** Start of DATA PROVIDED **

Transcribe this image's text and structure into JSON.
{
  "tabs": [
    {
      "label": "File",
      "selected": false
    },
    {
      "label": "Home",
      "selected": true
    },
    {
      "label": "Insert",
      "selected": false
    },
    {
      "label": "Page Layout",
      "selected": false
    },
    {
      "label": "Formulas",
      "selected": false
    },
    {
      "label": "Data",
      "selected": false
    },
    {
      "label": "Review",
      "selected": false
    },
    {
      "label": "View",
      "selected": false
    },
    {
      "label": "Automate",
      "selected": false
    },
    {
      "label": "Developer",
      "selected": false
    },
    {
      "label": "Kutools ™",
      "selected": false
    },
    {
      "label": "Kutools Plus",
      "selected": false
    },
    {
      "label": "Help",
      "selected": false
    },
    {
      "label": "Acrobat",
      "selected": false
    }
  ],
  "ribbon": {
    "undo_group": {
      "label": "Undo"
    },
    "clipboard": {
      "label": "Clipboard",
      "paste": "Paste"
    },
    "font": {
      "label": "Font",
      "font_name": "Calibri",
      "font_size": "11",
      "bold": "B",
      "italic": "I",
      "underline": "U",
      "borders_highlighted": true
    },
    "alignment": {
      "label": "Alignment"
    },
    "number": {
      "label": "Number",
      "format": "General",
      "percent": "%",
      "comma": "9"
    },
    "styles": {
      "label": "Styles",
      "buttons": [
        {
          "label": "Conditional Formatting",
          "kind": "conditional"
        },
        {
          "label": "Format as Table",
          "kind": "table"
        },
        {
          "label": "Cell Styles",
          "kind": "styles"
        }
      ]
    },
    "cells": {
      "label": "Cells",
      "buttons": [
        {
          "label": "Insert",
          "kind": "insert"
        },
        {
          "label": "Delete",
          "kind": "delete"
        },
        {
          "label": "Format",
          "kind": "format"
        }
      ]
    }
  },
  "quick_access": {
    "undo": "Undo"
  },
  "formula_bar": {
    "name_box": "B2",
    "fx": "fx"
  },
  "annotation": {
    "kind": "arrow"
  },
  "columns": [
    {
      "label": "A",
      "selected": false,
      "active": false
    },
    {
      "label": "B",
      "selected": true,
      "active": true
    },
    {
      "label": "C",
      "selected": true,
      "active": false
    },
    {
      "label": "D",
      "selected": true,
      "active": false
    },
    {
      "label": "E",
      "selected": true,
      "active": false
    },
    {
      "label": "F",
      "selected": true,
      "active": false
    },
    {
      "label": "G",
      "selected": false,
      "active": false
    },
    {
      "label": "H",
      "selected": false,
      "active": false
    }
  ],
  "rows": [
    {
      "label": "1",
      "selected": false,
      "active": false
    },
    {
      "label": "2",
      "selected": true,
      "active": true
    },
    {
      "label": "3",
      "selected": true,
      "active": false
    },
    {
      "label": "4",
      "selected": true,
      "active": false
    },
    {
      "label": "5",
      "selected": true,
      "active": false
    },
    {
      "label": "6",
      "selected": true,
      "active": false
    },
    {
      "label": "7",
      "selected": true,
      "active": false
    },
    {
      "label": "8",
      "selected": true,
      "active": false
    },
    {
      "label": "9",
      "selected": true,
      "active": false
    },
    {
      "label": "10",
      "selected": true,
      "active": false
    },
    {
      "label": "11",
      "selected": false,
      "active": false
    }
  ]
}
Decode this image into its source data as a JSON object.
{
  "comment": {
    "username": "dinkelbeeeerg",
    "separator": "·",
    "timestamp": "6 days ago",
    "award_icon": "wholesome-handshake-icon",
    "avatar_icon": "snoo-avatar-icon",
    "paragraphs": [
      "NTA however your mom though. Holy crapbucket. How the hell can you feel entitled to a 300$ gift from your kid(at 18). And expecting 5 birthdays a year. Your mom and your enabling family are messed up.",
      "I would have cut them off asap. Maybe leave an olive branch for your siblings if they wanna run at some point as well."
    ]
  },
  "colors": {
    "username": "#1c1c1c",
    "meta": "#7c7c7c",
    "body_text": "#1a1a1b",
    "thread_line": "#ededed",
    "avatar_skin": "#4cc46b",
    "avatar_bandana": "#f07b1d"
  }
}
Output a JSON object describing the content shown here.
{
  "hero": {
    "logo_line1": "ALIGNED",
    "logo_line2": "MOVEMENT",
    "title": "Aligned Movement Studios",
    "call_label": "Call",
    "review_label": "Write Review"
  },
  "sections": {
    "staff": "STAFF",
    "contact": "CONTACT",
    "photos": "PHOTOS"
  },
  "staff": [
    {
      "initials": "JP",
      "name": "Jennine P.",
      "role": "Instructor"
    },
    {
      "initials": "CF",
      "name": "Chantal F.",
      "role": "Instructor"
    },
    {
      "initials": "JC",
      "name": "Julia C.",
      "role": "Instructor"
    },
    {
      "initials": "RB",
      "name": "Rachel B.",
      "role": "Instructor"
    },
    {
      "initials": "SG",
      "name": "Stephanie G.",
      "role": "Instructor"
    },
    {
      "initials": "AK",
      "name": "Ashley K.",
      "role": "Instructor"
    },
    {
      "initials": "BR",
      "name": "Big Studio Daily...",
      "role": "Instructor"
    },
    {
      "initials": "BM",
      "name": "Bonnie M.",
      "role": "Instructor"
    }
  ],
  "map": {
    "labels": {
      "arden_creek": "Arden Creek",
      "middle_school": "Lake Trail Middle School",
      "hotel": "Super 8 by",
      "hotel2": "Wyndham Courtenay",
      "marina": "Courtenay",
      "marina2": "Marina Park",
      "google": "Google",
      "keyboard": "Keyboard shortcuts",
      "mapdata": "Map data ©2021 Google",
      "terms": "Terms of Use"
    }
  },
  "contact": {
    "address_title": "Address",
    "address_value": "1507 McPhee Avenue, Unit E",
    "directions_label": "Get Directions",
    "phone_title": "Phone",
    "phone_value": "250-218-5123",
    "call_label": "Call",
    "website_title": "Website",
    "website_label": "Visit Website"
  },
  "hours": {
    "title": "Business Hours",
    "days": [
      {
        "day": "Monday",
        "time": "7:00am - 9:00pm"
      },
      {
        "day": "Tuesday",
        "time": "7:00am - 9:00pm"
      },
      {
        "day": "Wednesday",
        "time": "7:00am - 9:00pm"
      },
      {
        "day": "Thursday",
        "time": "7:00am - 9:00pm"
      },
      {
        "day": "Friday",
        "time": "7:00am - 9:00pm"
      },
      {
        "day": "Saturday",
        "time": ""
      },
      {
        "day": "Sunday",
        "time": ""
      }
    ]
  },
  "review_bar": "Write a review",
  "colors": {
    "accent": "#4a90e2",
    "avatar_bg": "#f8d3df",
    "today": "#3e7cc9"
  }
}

** End of DATA PROVIDED **

### [GOAL OF THE EXERCISE]
Read through the entries and copy every line that includes "username".

### [WRITTEN ANSWER]
    "username": "dinkelbeeeerg",
    "username": "#1c1c1c",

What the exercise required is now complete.